[REQUIREMENT]: Return the whole listing exactly as it stands.
══ DATA PROVIDED ══
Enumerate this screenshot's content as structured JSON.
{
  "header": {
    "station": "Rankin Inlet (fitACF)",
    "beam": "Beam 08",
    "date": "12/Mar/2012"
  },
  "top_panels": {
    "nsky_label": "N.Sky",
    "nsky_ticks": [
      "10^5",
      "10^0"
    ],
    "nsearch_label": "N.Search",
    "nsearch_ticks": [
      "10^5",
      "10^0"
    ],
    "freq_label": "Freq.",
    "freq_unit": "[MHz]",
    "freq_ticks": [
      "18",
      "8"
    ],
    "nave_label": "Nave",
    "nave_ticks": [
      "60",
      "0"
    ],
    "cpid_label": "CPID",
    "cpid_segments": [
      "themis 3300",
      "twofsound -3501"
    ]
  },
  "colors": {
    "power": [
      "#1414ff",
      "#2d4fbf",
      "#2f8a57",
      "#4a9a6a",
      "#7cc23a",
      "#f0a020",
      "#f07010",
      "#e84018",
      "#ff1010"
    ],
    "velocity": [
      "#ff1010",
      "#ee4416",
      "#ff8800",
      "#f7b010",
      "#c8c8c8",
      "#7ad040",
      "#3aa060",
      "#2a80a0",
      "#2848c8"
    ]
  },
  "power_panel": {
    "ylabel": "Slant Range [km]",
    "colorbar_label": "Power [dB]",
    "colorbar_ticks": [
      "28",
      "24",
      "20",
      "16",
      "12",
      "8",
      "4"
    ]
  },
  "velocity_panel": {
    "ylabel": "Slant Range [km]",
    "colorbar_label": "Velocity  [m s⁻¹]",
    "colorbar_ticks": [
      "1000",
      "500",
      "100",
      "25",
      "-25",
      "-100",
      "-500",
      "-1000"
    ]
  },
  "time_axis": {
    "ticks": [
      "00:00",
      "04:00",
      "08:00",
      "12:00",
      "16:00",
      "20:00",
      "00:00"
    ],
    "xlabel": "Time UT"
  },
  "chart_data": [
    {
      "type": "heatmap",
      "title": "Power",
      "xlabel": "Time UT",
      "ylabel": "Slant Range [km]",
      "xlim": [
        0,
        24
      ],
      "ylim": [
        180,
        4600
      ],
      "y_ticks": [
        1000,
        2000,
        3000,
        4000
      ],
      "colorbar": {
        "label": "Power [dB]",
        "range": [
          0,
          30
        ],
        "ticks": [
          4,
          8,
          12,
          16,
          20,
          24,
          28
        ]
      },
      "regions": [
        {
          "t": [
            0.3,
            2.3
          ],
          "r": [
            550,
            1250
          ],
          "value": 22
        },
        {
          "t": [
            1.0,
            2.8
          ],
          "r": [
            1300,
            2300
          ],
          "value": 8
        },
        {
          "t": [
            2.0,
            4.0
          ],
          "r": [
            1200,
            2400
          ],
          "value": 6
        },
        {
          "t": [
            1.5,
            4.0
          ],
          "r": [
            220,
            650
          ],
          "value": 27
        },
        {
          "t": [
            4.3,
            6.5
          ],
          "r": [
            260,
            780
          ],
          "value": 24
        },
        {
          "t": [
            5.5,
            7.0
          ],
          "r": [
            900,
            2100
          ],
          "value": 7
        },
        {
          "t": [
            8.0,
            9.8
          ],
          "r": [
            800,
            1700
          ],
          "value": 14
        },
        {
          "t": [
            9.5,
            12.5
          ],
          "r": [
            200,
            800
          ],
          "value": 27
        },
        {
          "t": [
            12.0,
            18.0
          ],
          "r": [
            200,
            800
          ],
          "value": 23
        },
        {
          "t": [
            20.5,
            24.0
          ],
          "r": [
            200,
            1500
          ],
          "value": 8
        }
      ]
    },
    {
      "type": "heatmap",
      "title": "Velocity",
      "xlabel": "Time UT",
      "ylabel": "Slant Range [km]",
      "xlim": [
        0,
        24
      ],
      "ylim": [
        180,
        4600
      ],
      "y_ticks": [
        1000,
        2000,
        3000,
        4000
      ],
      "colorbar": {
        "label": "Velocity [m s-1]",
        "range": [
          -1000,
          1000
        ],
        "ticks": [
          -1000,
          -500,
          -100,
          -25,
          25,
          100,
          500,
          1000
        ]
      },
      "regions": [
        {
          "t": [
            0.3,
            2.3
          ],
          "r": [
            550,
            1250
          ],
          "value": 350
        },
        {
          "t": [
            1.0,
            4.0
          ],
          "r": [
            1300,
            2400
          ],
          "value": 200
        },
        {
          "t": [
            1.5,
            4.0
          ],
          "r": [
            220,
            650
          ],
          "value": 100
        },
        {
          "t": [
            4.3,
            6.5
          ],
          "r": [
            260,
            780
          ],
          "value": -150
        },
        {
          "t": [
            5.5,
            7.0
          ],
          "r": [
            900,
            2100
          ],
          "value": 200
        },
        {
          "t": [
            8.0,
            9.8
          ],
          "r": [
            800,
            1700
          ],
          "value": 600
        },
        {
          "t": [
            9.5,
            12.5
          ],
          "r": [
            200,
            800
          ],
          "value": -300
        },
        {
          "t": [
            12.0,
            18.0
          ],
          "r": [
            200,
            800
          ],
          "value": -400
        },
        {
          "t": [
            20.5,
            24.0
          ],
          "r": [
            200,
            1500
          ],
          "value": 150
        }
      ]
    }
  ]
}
═══
[FINISHED TASK]:
Enumerate this screenshot's content as structured JSON.
{
  "header": {
    "station": "Rankin Inlet (fitACF)",
    "beam": "Beam 08",
    "date": "12/Mar/2012"
  },
  "top_panels": {
    "nsky_label": "N.Sky",
    "nsky_ticks": [
      "10^5",
      "10^0"
    ],
    "nsearch_label": "N.Search",
    "nsearch_ticks": [
      "10^5",
      "10^0"
    ],
    "freq_label": "Freq.",
    "freq_unit": "[MHz]",
    "freq_ticks": [
      "18",
      "8"
    ],
    "nave_label": "Nave",
    "nave_ticks": [
      "60",
      "0"
    ],
    "cpid_label": "CPID",
    "cpid_segments": [
      "themis 3300",
      "twofsound -3501"
    ]
  },
  "colors": {
    "power": [
      "#1414ff",
      "#2d4fbf",
      "#2f8a57",
      "#4a9a6a",
      "#7cc23a",
      "#f0a020",
      "#f07010",
      "#e84018",
      "#ff1010"
    ],
    "velocity": [
      "#ff1010",
      "#ee4416",
      "#ff8800",
      "#f7b010",
      "#c8c8c8",
      "#7ad040",
      "#3aa060",
      "#2a80a0",
      "#2848c8"
    ]
  },
  "power_panel": {
    "ylabel": "Slant Range [km]",
    "colorbar_label": "Power [dB]",
    "colorbar_ticks": [
      "28",
      "24",
      "20",
      "16",
      "12",
      "8",
      "4"
    ]
  },
  "velocity_panel": {
    "ylabel": "Slant Range [km]",
    "colorbar_label": "Velocity  [m s⁻¹]",
    "colorbar_ticks": [
      "1000",
      "500",
      "100",
      "25",
      "-25",
      "-100",
      "-500",
      "-1000"
    ]
  },
  "time_axis": {
    "ticks": [
      "00:00",
      "04:00",
      "08:00",
      "12:00",
      "16:00",
      "20:00",
      "00:00"
    ],
    "xlabel": "Time UT"
  },
  "chart_data": [
    {
      "type": "heatmap",
      "title": "Power",
      "xlabel": "Time UT",
      "ylabel": "Slant Range [km]",
      "xlim": [
        0,
        24
      ],
      "ylim": [
        180,
        4600
      ],
      "y_ticks": [
        1000,
        2000,
        3000,
        4000
      ],
      "colorbar": {
        "label": "Power [dB]",
        "range": [
          0,
          30
        ],
        "ticks": [
          4,
          8,
          12,
          16,
          20,
          24,
          28
        ]
      },
      "regions": [
        {
          "t": [
            0.3,
            2.3
          ],
          "r": [
            550,
            1250
          ],
          "value": 22
        },
        {
          "t": [
            1.0,
            2.8
          ],
          "r": [
            1300,
            2300
          ],
          "value": 8
        },
        {
          "t": [
            2.0,
            4.0
          ],
          "r": [
            1200,
            2400
          ],
          "value": 6
        },
        {
          "t": [
            1.5,
            4.0
          ],
          "r": [
            220,
            650
          ],
          "value": 27
        },
        {
          "t": [
            4.3,
            6.5
          ],
          "r": [
            260,
            780
          ],
          "value": 24
        },
        {
          "t": [
            5.5,
            7.0
          ],
          "r": [
            900,
            2100
          ],
          "value": 7
        },
        {
          "t": [
            8.0,
            9.8
          ],
          "r": [
            800,
            1700
          ],
          "value": 14
        },
        {
          "t": [
            9.5,
            12.5
          ],
          "r": [
            200,
            800
          ],
          "value": 27
        },
        {
          "t": [
            12.0,
            18.0
          ],
          "r": [
            200,
            800
          ],
          "value": 23
        },
        {
          "t": [
            20.5,
            24.0
          ],
          "r": [
            200,
            1500
          ],
          "value": 8
        }
      ]
    },
    {
      "type": "heatmap",
      "title": "Velocity",
      "xlabel": "Time UT",
      "ylabel": "Slant Range [km]",
      "xlim": [
        0,
        24
      ],
      "ylim": [
        180,
        4600
      ],
      "y_ticks": [
        1000,
        2000,
        3000,
        4000
      ],
      "colorbar": {
        "label": "Velocity [m s-1]",
        "range": [
          -1000,
          1000
        ],
        "ticks": [
          -1000,
          -500,
          -100,
          -25,
          25,
          100,
          500,
          1000
        ]
      },
      "regions": [
        {
          "t": [
            0.3,
            2.3
          ],
          "r": [
            550,
            1250
          ],
          "value": 350
        },
        {
          "t": [
            1.0,
            4.0
          ],
          "r": [
            1300,
            2400
          ],
          "value": 200
        },
        {
          "t": [
            1.5,
            4.0
          ],
          "r": [
            220,
            650
          ],
          "value": 100
        },
        {
          "t": [
            4.3,
            6.5
          ],
          "r": [
            260,
            780
          ],
          "value": -150
        },
        {
          "t": [
            5.5,
            7.0
          ],
          "r": [
            900,
            2100
          ],
          "value": 200
        },
        {
          "t": [
            8.0,
            9.8
          ],
          "r": [
            800,
            1700
          ],
          "value": 600
        },
        {
          "t": [
            9.5,
            12.5
          ],
          "r": [
            200,
            800
          ],
          "value": -300
        },
        {
          "t": [
            12.0,
            18.0
          ],
          "r": [
            200,
            800
          ],
          "value": -400
        },
        {
          "t": [
            20.5,
            24.0
          ],
          "r": [
            200,
            1500
          ],
          "value": 150
        }
      ]
    }
  ]
}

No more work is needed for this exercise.